§ SHORT TASK: Set every record down verbatim and omit the pictures.

** START SUPPLIED MATERIAL **

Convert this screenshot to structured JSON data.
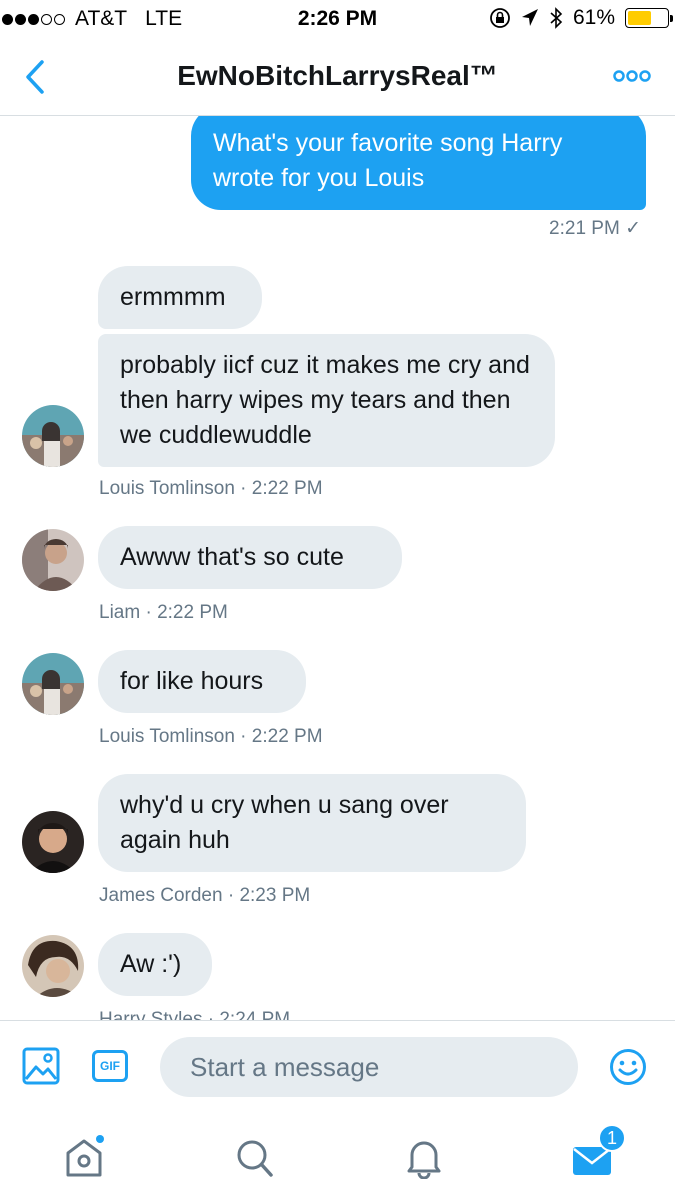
{
  "status_bar": {
    "carrier": "AT&T",
    "network": "LTE",
    "time": "2:26 PM",
    "battery": "61%",
    "battery_level": 0.61
  },
  "header": {
    "title": "EwNoBitchLarrysReal™",
    "back_icon": "chevron-left-icon",
    "more_icon": "more-dots-icon"
  },
  "messages": {
    "out1": {
      "text": "What's your favorite song Harry wrote for you Louis",
      "meta": "2:21 PM ✓"
    },
    "louis1": {
      "text1": "ermmmm",
      "text2": "probably iicf cuz it makes me cry and then harry wipes my tears and then we cuddlewuddle",
      "meta": "Louis Tomlinson · 2:22 PM"
    },
    "liam": {
      "text": "Awww that's so cute",
      "meta": "Liam · 2:22 PM"
    },
    "louis2": {
      "text": "for like hours",
      "meta": "Louis Tomlinson · 2:22 PM"
    },
    "james": {
      "text": "why'd u cry when u sang over again huh",
      "meta": "James Corden · 2:23 PM"
    },
    "harry": {
      "text": "Aw :')",
      "meta": "Harry Styles · 2:24 PM"
    }
  },
  "composer": {
    "placeholder": "Start a message",
    "gif_label": "GIF"
  },
  "tabbar": {
    "messages_badge": "1"
  },
  "colors": {
    "accent": "#1da1f2",
    "incoming_bubble": "#e6ecf0",
    "meta_text": "#657786"
  }
}
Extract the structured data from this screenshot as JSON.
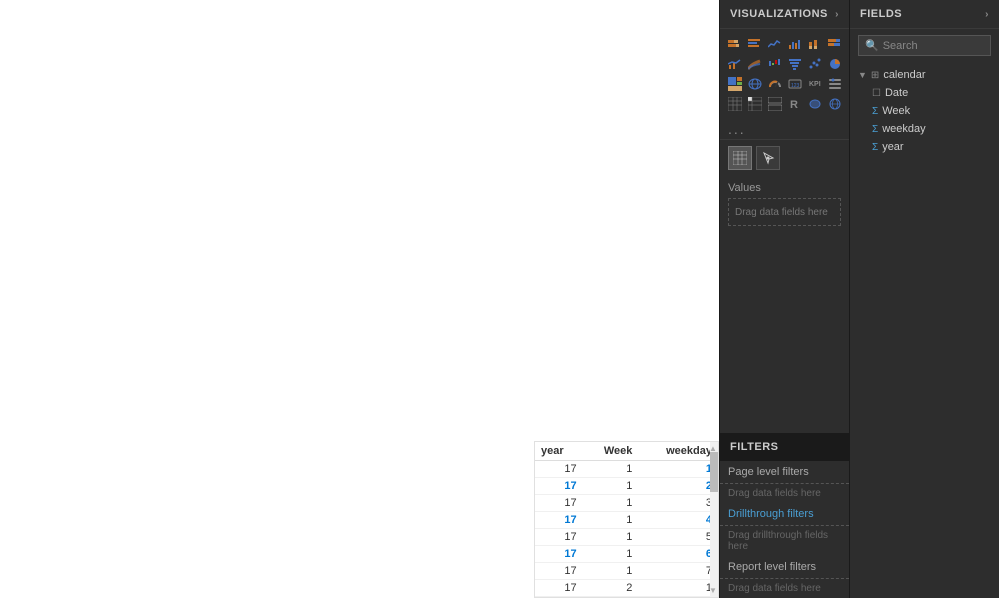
{
  "canvas": {
    "table": {
      "headers": [
        "year",
        "Week",
        "weekday"
      ],
      "rows": [
        {
          "year": "17",
          "week": "1",
          "weekday": "1",
          "yearHighlight": false,
          "wdHighlight": true
        },
        {
          "year": "17",
          "week": "1",
          "weekday": "2",
          "yearHighlight": true,
          "wdHighlight": true
        },
        {
          "year": "17",
          "week": "1",
          "weekday": "3",
          "yearHighlight": false,
          "wdHighlight": false
        },
        {
          "year": "17",
          "week": "1",
          "weekday": "4",
          "yearHighlight": true,
          "wdHighlight": true
        },
        {
          "year": "17",
          "week": "1",
          "weekday": "5",
          "yearHighlight": false,
          "wdHighlight": false
        },
        {
          "year": "17",
          "week": "1",
          "weekday": "6",
          "yearHighlight": true,
          "wdHighlight": true
        },
        {
          "year": "17",
          "week": "1",
          "weekday": "7",
          "yearHighlight": false,
          "wdHighlight": false
        },
        {
          "year": "17",
          "week": "2",
          "weekday": "1",
          "yearHighlight": false,
          "wdHighlight": false
        }
      ]
    }
  },
  "visualizations": {
    "panel_title": "VISUALIZATIONS",
    "chevron": "›",
    "more_label": "...",
    "sub_icons": [
      {
        "name": "table-icon",
        "active": true
      },
      {
        "name": "filter-icon",
        "active": false
      }
    ],
    "values_label": "Values",
    "drag_fields_label": "Drag data fields here"
  },
  "filters": {
    "section_title": "FILTERS",
    "page_level": "Page level filters",
    "drag_page": "Drag data fields here",
    "drillthrough": "Drillthrough filters",
    "drag_drillthrough": "Drag drillthrough fields here",
    "report_level": "Report level filters",
    "drag_report": "Drag data fields here"
  },
  "fields": {
    "panel_title": "FIELDS",
    "chevron": "›",
    "search_placeholder": "Search",
    "groups": [
      {
        "name": "calendar",
        "items": [
          {
            "label": "Date",
            "icon": "calendar"
          },
          {
            "label": "Week",
            "icon": "sigma"
          },
          {
            "label": "weekday",
            "icon": "sigma"
          },
          {
            "label": "year",
            "icon": "sigma"
          }
        ]
      }
    ]
  }
}
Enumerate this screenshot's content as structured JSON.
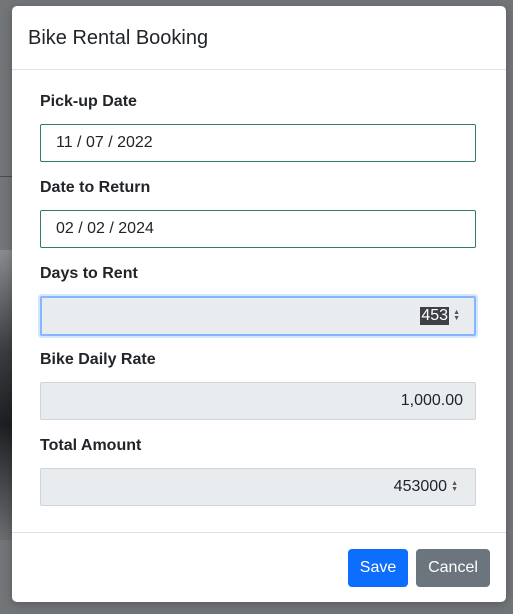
{
  "modal": {
    "title": "Bike Rental Booking"
  },
  "form": {
    "pickup": {
      "label": "Pick-up Date",
      "value": "11 / 07 / 2022"
    },
    "return": {
      "label": "Date to Return",
      "value": "02 / 02 / 2024"
    },
    "days": {
      "label": "Days to Rent",
      "value": "453"
    },
    "rate": {
      "label": "Bike Daily Rate",
      "value": "1,000.00"
    },
    "total": {
      "label": "Total Amount",
      "value": "453000"
    }
  },
  "footer": {
    "save_label": "Save",
    "cancel_label": "Cancel"
  },
  "colors": {
    "primary": "#0d6efd",
    "secondary": "#6c757d",
    "date_border": "#2e7d6b",
    "focus_border": "#86b7fe",
    "readonly_bg": "#e9ecef"
  }
}
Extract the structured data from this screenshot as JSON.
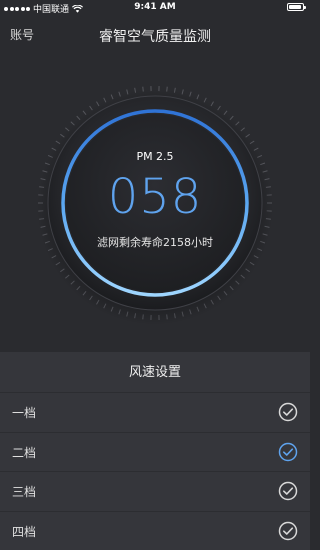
{
  "status_bar": {
    "carrier": "中国联通",
    "time": "9:41 AM"
  },
  "nav": {
    "account_label": "账号",
    "title": "睿智空气质量监测"
  },
  "gauge": {
    "label": "PM 2.5",
    "value": "058",
    "subtitle": "滤网剩余寿命2158小时",
    "accent_color": "#5fa3ee"
  },
  "fan_speed": {
    "title": "风速设置",
    "items": [
      {
        "label": "一档",
        "selected": false
      },
      {
        "label": "二档",
        "selected": true
      },
      {
        "label": "三档",
        "selected": false
      },
      {
        "label": "四档",
        "selected": false
      }
    ]
  },
  "colors": {
    "background": "#2a2b2f",
    "panel": "#35363b",
    "selected_check": "#5fa3ee",
    "unselected_check": "#d8d8d8"
  }
}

** END SUPPLIED MATERIAL **

§ FINISHED ANSWER:
Convert this screenshot to structured JSON data.
{
  "status_bar": {
    "carrier": "AT&T",
    "network": "LTE",
    "time": "2:26 PM",
    "battery": "61%",
    "battery_level": 0.61
  },
  "header": {
    "title": "EwNoBitchLarrysReal™",
    "back_icon": "chevron-left-icon",
    "more_icon": "more-dots-icon"
  },
  "messages": {
    "out1": {
      "text": "What's your favorite song Harry wrote for you Louis",
      "meta": "2:21 PM ✓"
    },
    "louis1": {
      "text1": "ermmmm",
      "text2": "probably iicf cuz it makes me cry and then harry wipes my tears and then we cuddlewuddle",
      "meta": "Louis Tomlinson · 2:22 PM"
    },
    "liam": {
      "text": "Awww that's so cute",
      "meta": "Liam · 2:22 PM"
    },
    "louis2": {
      "text": "for like hours",
      "meta": "Louis Tomlinson · 2:22 PM"
    },
    "james": {
      "text": "why'd u cry when u sang over again huh",
      "meta": "James Corden · 2:23 PM"
    },
    "harry": {
      "text": "Aw :')",
      "meta": "Harry Styles · 2:24 PM"
    }
  },
  "composer": {
    "placeholder": "Start a message",
    "gif_label": "GIF"
  },
  "tabbar": {
    "messages_badge": "1"
  },
  "colors": {
    "accent": "#1da1f2",
    "incoming_bubble": "#e6ecf0",
    "meta_text": "#657786"
  }
}
Extract the structured data from this screenshot as JSON.
{
  "canvas": {
    "table": {
      "headers": [
        "year",
        "Week",
        "weekday"
      ],
      "rows": [
        {
          "year": "17",
          "week": "1",
          "weekday": "1",
          "yearHighlight": false,
          "wdHighlight": true
        },
        {
          "year": "17",
          "week": "1",
          "weekday": "2",
          "yearHighlight": true,
          "wdHighlight": true
        },
        {
          "year": "17",
          "week": "1",
          "weekday": "3",
          "yearHighlight": false,
          "wdHighlight": false
        },
        {
          "year": "17",
          "week": "1",
          "weekday": "4",
          "yearHighlight": true,
          "wdHighlight": true
        },
        {
          "year": "17",
          "week": "1",
          "weekday": "5",
          "yearHighlight": false,
          "wdHighlight": false
        },
        {
          "year": "17",
          "week": "1",
          "weekday": "6",
          "yearHighlight": true,
          "wdHighlight": true
        },
        {
          "year": "17",
          "week": "1",
          "weekday": "7",
          "yearHighlight": false,
          "wdHighlight": false
        },
        {
          "year": "17",
          "week": "2",
          "weekday": "1",
          "yearHighlight": false,
          "wdHighlight": false
        }
      ]
    }
  },
  "visualizations": {
    "panel_title": "VISUALIZATIONS",
    "chevron": "›",
    "more_label": "...",
    "sub_icons": [
      {
        "name": "table-icon",
        "active": true
      },
      {
        "name": "filter-icon",
        "active": false
      }
    ],
    "values_label": "Values",
    "drag_fields_label": "Drag data fields here"
  },
  "filters": {
    "section_title": "FILTERS",
    "page_level": "Page level filters",
    "drag_page": "Drag data fields here",
    "drillthrough": "Drillthrough filters",
    "drag_drillthrough": "Drag drillthrough fields here",
    "report_level": "Report level filters",
    "drag_report": "Drag data fields here"
  },
  "fields": {
    "panel_title": "FIELDS",
    "chevron": "›",
    "search_placeholder": "Search",
    "groups": [
      {
        "name": "calendar",
        "items": [
          {
            "label": "Date",
            "icon": "calendar"
          },
          {
            "label": "Week",
            "icon": "sigma"
          },
          {
            "label": "weekday",
            "icon": "sigma"
          },
          {
            "label": "year",
            "icon": "sigma"
          }
        ]
      }
    ]
  }
}
Enumerate this screenshot's content as structured JSON.
{
  "modal": {
    "title": "Bike Rental Booking"
  },
  "form": {
    "pickup": {
      "label": "Pick-up Date",
      "value": "11 / 07 / 2022"
    },
    "return": {
      "label": "Date to Return",
      "value": "02 / 02 / 2024"
    },
    "days": {
      "label": "Days to Rent",
      "value": "453"
    },
    "rate": {
      "label": "Bike Daily Rate",
      "value": "1,000.00"
    },
    "total": {
      "label": "Total Amount",
      "value": "453000"
    }
  },
  "footer": {
    "save_label": "Save",
    "cancel_label": "Cancel"
  },
  "colors": {
    "primary": "#0d6efd",
    "secondary": "#6c757d",
    "date_border": "#2e7d6b",
    "focus_border": "#86b7fe",
    "readonly_bg": "#e9ecef"
  }
}
Extract the structured data from this screenshot as JSON.
{
  "status_bar": {
    "carrier": "中国联通",
    "time": "9:41 AM"
  },
  "nav": {
    "account_label": "账号",
    "title": "睿智空气质量监测"
  },
  "gauge": {
    "label": "PM 2.5",
    "value": "058",
    "subtitle": "滤网剩余寿命2158小时",
    "accent_color": "#5fa3ee"
  },
  "fan_speed": {
    "title": "风速设置",
    "items": [
      {
        "label": "一档",
        "selected": false
      },
      {
        "label": "二档",
        "selected": true
      },
      {
        "label": "三档",
        "selected": false
      },
      {
        "label": "四档",
        "selected": false
      }
    ]
  },
  "colors": {
    "background": "#2a2b2f",
    "panel": "#35363b",
    "selected_check": "#5fa3ee",
    "unselected_check": "#d8d8d8"
  }
}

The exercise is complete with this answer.